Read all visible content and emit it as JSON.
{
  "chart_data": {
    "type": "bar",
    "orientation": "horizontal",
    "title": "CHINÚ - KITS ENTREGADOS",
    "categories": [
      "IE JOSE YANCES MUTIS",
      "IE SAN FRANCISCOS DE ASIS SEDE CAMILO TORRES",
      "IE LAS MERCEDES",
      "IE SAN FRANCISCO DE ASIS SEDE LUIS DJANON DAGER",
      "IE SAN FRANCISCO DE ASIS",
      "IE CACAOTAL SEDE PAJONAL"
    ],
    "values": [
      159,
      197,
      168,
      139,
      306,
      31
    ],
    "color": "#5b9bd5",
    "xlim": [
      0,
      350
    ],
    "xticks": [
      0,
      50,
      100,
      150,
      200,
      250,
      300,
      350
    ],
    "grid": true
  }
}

******************************

• Given instruction:
Pull out all lines from the entries above that include the word "SEDE".

• The reply:
      "IE SAN FRANCISCOS DE ASIS SEDE CAMILO TORRES",
      "IE SAN FRANCISCO DE ASIS SEDE LUIS DJANON DAGER",
      "IE CACAOTAL SEDE PAJONAL"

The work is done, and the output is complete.